* **What this task involves**: Arrange the lines of the items below as a numbered list, skipping any blank lines. Leave the pictures out of your answer.

(Records taken from a collection)
§
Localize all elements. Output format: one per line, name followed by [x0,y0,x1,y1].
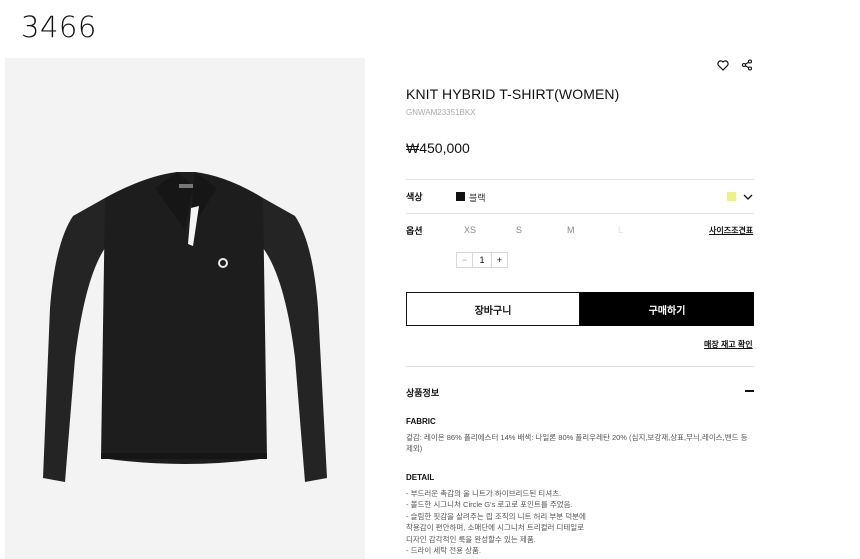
product-title: KNIT HYBRID T-SHIRT(WOMEN) [406,86,620,102]
size-option-l[interactable]: L [618,225,623,235]
buy-now-button[interactable]: 구매하기 [580,292,754,326]
share-icon[interactable] [740,58,754,72]
size-option-m[interactable]: M [567,225,575,235]
detail-list: - 부드러운 촉감의 울 니트가 하이브리드된 티셔츠. - 볼드한 시그니처 … [406,488,754,556]
color-swatch-alt[interactable] [727,192,736,201]
product-actions [716,58,754,72]
detail-line: - 볼드한 시그니처 Circle G's 로고로 포인트를 주었음. [406,500,573,510]
heart-icon[interactable] [716,58,730,72]
fabric-heading: FABRIC [406,417,436,426]
divider [406,366,754,367]
color-label: 색상 [406,192,423,202]
qty-decrease-button[interactable]: − [457,253,473,267]
size-option-s[interactable]: S [516,225,522,235]
size-option-xs[interactable]: XS [464,225,476,235]
product-sku: GNWAM23351BKX [406,108,476,117]
detail-line: - 부드러운 촉감의 울 니트가 하이브리드된 티셔츠. [406,489,562,498]
divider [406,179,754,180]
color-swatch-selected[interactable] [456,192,465,201]
qty-increase-button[interactable]: + [491,253,507,267]
quantity-stepper: − 1 + [456,252,508,268]
brand-logo[interactable]: 3466 [21,10,97,44]
add-to-cart-button[interactable]: 장바구니 [406,292,580,326]
size-label: 옵션 [406,226,423,236]
qty-value[interactable]: 1 [473,253,491,267]
product-image [5,58,365,559]
shirt-illustration [43,172,327,482]
divider [406,213,754,214]
detail-line: 착용감이 편안하며, 소매단에 시그니처 트리컬러 디테일로 [406,523,585,533]
collapse-icon[interactable] [745,390,754,392]
color-name: 블랙 [469,193,486,203]
detail-line: 디자인 감각적인 룩을 완성할수 있는 제품. [406,534,536,544]
product-price: ₩450,000 [406,140,470,156]
detail-line: - 드라이 세탁 전용 상품. [406,546,482,556]
detail-line: - 슬림한 핏감을 살려주는 립 조직의 니트 허리 부분 덕분에 [406,511,586,521]
product-info-heading[interactable]: 상품정보 [406,386,439,399]
chevron-down-icon[interactable] [742,190,754,202]
size-guide-link[interactable]: 사이즈조견표 [709,225,753,236]
detail-heading: DETAIL [406,473,435,482]
store-stock-link[interactable]: 매장 재고 확인 [704,339,753,350]
fabric-text: 겉감: 레이온 86% 폴리에스터 14% 배색: 나일론 80% 폴리우레탄 … [406,433,748,453]
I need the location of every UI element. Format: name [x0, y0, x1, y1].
§
* **Worked solution**:
1. Localize all elements. Output format: one per line, name followed by [x0,y0,x1,y1].
2. product-title: KNIT HYBRID T-SHIRT(WOMEN) [406,86,620,102]
3. size-option-l[interactable]: L [618,225,623,235]
4. buy-now-button[interactable]: 구매하기 [580,292,754,326]
5. share-icon[interactable] [740,58,754,72]
6. size-option-m[interactable]: M [567,225,575,235]
7. detail-list: - 부드러운 촉감의 울 니트가 하이브리드된 티셔츠. - 볼드한 시그니처 … [406,488,754,556]
8. color-swatch-alt[interactable] [727,192,736,201]
9. product-actions [716,58,754,72]
10. detail-line: - 볼드한 시그니처 Circle G's 로고로 포인트를 주었음. [406,500,573,510]
11. heart-icon[interactable] [716,58,730,72]
12. fabric-heading: FABRIC [406,417,436,426]
13. divider [406,366,754,367]
14. color-label: 색상 [406,192,423,202]
15. qty-decrease-button[interactable]: − [457,253,473,267]
16. size-option-s[interactable]: S [516,225,522,235]
17. size-option-xs[interactable]: XS [464,225,476,235]
18. product-sku: GNWAM23351BKX [406,108,476,117]
19. detail-line: - 부드러운 촉감의 울 니트가 하이브리드된 티셔츠. [406,489,562,498]
20. divider [406,179,754,180]
21. color-swatch-selected[interactable] [456,192,465,201]
22. qty-increase-button[interactable]: + [491,253,507,267]
23. quantity-stepper: − 1 + [456,252,508,268]
24. brand-logo[interactable]: 3466 [21,10,97,44]
25. add-to-cart-button[interactable]: 장바구니 [406,292,580,326]
26. size-label: 옵션 [406,226,423,236]
27. qty-value[interactable]: 1 [473,253,491,267]
28. product-image [5,58,365,559]
29. shirt-illustration [43,172,327,482]
30. divider [406,213,754,214]
31. detail-line: 착용감이 편안하며, 소매단에 시그니처 트리컬러 디테일로 [406,523,585,533]
32. collapse-icon[interactable] [745,390,754,392]
33. color-name: 블랙 [469,193,486,203]
34. detail-line: 디자인 감각적인 룩을 완성할수 있는 제품. [406,534,536,544]
35. product-price: ₩450,000 [406,140,470,156]
36. detail-line: - 드라이 세탁 전용 상품. [406,546,482,556]
37. detail-line: - 슬림한 핏감을 살려주는 립 조직의 니트 허리 부분 덕분에 [406,511,586,521]
38. product-info-heading[interactable]: 상품정보 [406,386,439,399]
39. chevron-down-icon[interactable] [742,190,754,202]
40. size-guide-link[interactable]: 사이즈조견표 [709,225,753,236]
41. detail-heading: DETAIL [406,473,435,482]
42. store-stock-link[interactable]: 매장 재고 확인 [704,339,753,350]
43. fabric-text: 겉감: 레이온 86% 폴리에스터 14% 배색: 나일론 80% 폴리우레탄 … [406,433,748,453]
44. I need the location of every UI element. Format: name [x0, y0, x1, y1].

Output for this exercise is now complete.